What is asked: Report how many lines contain "Блокировать"; state the number and nothing else.

Record excerpts:
-- Begin --
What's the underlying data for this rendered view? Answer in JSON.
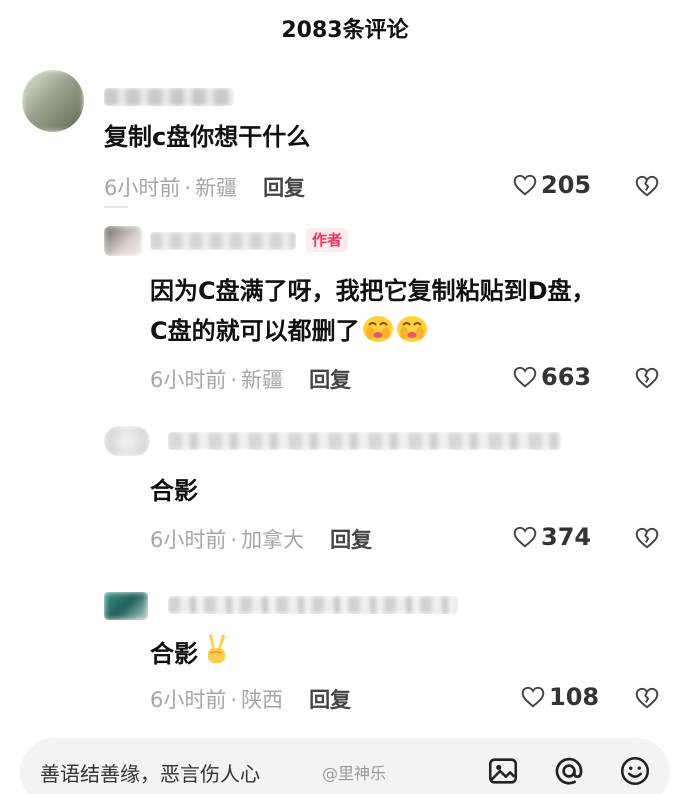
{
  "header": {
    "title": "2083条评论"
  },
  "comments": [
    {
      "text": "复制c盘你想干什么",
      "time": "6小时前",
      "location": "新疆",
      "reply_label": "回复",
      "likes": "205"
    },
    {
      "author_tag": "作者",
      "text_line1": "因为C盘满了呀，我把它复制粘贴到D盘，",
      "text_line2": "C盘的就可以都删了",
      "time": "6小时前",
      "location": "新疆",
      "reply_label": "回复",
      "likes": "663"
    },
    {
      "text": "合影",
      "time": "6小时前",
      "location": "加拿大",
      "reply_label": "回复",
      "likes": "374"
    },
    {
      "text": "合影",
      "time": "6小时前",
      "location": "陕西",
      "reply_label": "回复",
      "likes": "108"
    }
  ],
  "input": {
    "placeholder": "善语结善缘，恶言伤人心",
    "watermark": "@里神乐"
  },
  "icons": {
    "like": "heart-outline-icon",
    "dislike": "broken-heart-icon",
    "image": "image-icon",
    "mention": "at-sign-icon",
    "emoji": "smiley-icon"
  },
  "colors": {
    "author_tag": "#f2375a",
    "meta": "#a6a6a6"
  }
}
-- End --
-- Begin --
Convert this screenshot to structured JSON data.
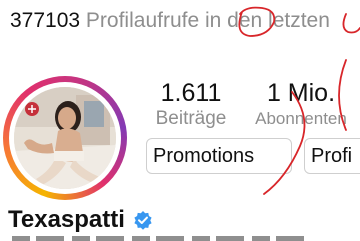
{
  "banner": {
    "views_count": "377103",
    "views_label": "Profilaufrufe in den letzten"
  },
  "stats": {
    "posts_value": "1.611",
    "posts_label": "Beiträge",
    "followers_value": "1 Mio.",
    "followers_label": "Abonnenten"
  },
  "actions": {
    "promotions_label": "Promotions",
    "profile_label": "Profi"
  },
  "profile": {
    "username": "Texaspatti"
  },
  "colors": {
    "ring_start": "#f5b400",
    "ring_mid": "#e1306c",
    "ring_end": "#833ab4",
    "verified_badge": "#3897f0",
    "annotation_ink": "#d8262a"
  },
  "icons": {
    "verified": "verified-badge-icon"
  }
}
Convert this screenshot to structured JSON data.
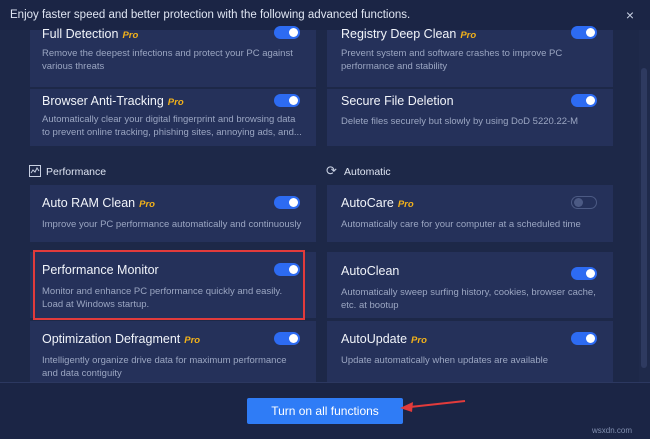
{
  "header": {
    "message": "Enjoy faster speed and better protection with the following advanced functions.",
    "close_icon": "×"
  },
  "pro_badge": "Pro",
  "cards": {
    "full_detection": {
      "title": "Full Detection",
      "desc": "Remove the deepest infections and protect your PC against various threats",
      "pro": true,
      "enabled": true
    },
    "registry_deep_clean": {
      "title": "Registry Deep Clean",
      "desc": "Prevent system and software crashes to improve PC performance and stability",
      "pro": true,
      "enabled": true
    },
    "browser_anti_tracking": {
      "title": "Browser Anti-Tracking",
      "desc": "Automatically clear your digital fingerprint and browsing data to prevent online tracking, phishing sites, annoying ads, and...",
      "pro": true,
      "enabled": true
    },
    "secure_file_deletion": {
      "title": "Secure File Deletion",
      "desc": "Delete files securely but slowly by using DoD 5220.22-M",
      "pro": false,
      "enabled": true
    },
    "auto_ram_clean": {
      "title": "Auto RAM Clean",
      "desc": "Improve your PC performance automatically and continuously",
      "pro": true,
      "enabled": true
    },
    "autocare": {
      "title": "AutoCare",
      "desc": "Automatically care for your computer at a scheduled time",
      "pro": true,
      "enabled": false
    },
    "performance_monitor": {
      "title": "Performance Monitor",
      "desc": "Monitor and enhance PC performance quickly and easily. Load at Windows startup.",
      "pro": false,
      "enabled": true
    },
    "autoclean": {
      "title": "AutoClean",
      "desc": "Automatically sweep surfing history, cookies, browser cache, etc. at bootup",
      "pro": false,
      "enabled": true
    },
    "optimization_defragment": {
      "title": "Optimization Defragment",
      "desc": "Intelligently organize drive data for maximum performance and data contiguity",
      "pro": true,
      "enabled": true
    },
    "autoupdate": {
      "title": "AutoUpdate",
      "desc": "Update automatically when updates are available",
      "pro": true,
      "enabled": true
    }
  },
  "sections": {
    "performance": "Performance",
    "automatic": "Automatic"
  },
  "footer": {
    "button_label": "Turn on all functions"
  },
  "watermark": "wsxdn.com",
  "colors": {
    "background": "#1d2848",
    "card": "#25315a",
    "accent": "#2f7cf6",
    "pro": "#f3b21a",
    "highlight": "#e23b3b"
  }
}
-- End --
-- Begin --
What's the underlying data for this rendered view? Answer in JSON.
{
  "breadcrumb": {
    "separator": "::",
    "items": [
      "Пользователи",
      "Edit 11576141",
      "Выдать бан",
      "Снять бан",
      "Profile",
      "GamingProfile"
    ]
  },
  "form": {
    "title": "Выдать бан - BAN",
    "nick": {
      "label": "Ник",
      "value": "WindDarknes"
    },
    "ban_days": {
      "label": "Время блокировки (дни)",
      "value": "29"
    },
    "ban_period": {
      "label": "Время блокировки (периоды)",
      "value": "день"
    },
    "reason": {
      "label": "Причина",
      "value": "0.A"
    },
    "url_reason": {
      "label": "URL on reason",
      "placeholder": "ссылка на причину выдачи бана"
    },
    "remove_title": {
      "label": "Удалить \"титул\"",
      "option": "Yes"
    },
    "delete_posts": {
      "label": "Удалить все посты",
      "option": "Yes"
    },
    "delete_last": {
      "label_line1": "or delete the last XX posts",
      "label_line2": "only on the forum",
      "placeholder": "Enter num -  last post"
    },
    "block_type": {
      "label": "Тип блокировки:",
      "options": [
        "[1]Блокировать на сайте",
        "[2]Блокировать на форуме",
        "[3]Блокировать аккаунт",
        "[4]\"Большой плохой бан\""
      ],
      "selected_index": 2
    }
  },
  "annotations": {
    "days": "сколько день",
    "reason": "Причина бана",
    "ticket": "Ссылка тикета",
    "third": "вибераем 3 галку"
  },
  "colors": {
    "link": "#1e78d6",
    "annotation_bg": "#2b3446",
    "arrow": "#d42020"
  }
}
-- End --
Output for this exercise: 3